## PROBLEM STATEMENT
Copy the data word for word, starting with its first line and ending with the line that contains "child-minimize-button[interactable]: _ bbox=[677, 194, 693, 208]", including both of those lines.

**********

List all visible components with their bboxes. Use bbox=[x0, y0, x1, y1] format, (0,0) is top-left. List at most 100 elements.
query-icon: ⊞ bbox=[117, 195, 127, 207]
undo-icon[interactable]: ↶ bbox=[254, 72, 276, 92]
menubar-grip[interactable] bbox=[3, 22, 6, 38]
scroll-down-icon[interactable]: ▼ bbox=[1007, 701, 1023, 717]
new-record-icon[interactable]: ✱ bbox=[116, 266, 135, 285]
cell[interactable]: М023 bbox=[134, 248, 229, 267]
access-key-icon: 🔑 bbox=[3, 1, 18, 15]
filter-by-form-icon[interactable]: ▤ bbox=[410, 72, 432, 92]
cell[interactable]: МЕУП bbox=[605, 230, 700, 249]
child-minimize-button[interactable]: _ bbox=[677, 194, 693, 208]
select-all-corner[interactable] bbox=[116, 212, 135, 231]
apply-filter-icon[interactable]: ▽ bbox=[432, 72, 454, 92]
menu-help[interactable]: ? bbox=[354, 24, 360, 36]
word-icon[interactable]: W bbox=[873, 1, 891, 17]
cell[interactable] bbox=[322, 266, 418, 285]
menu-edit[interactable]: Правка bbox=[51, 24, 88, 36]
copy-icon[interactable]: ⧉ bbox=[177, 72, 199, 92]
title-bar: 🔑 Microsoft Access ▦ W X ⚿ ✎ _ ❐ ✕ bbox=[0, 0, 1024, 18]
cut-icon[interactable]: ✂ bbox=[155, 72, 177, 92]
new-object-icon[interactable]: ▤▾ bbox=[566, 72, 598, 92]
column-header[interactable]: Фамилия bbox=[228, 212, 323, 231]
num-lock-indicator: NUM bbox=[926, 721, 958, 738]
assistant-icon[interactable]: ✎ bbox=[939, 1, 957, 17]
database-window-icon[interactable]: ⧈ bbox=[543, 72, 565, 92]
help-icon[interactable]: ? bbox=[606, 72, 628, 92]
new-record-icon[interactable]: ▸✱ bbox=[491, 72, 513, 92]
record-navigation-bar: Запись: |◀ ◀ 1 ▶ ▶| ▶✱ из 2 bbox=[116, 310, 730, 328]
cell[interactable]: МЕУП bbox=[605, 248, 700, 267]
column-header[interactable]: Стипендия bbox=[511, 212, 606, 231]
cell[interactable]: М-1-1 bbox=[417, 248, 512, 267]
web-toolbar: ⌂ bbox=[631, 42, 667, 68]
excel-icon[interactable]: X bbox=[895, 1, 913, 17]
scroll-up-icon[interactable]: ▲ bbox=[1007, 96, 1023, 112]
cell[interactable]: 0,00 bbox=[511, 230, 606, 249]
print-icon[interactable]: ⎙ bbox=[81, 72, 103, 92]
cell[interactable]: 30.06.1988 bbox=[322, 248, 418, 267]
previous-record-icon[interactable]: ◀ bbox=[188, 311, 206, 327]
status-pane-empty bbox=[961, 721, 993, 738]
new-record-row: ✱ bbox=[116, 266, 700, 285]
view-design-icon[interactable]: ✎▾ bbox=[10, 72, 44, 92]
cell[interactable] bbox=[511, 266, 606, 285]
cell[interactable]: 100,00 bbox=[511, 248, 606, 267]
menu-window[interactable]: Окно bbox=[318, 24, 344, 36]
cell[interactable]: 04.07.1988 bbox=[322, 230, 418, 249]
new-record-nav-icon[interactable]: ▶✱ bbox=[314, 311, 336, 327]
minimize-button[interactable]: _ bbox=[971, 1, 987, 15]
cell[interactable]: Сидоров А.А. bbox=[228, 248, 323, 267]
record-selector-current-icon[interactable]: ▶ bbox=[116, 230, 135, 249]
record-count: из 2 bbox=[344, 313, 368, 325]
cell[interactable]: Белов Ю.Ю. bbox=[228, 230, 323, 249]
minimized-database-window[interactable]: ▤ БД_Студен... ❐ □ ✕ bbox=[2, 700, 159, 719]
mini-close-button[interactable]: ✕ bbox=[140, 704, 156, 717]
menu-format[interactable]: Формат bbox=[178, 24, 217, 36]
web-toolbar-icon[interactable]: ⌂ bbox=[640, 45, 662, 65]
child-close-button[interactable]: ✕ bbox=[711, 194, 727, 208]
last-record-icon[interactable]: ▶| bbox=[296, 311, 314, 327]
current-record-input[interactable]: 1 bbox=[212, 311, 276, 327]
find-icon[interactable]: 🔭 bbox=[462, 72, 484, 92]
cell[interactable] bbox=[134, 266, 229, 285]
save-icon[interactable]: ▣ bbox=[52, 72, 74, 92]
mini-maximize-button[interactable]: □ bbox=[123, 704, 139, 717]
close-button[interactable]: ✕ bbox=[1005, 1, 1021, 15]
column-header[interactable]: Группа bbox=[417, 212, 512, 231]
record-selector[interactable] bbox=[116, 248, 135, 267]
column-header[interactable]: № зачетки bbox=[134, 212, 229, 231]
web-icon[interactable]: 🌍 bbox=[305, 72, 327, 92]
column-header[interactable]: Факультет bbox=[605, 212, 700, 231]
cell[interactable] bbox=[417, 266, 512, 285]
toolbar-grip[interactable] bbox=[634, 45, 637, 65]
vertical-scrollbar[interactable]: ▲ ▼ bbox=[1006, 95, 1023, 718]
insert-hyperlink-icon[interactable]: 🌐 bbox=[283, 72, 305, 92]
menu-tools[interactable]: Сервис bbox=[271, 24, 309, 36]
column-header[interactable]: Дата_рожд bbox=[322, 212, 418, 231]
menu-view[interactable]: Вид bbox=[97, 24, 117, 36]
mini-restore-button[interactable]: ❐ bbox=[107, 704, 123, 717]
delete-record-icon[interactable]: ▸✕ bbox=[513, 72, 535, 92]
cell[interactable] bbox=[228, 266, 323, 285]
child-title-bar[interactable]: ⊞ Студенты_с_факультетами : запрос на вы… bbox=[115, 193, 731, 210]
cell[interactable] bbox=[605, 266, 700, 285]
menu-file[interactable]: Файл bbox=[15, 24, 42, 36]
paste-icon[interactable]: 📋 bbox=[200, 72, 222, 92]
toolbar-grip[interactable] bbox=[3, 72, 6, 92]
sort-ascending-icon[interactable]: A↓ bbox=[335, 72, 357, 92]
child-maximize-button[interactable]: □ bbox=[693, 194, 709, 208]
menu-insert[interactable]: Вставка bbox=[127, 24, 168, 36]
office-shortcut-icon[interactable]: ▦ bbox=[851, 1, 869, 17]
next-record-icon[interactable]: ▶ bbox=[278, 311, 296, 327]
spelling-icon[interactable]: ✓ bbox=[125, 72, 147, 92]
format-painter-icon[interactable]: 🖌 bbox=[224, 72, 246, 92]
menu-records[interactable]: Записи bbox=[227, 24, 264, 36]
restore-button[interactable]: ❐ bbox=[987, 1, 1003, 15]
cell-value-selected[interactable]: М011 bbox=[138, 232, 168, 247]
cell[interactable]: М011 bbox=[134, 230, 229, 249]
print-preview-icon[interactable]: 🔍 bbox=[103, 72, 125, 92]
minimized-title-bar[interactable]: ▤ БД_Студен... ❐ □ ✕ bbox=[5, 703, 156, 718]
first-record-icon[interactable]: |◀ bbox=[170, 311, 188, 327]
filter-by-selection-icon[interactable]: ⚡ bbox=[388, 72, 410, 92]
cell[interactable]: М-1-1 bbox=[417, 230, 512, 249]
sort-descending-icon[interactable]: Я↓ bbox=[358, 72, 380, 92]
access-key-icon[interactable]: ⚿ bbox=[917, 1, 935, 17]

**********

## PROBLEM SOLUTION
List all visible components with their bboxes. Use bbox=[x0, y0, x1, y1] format, (0,0) is top-left. List at most 100 elements.
query-icon: ⊞ bbox=[117, 195, 127, 207]
undo-icon[interactable]: ↶ bbox=[254, 72, 276, 92]
menubar-grip[interactable] bbox=[3, 22, 6, 38]
scroll-down-icon[interactable]: ▼ bbox=[1007, 701, 1023, 717]
new-record-icon[interactable]: ✱ bbox=[116, 266, 135, 285]
cell[interactable]: М023 bbox=[134, 248, 229, 267]
access-key-icon: 🔑 bbox=[3, 1, 18, 15]
filter-by-form-icon[interactable]: ▤ bbox=[410, 72, 432, 92]
cell[interactable]: МЕУП bbox=[605, 230, 700, 249]
child-minimize-button[interactable]: _ bbox=[677, 194, 693, 208]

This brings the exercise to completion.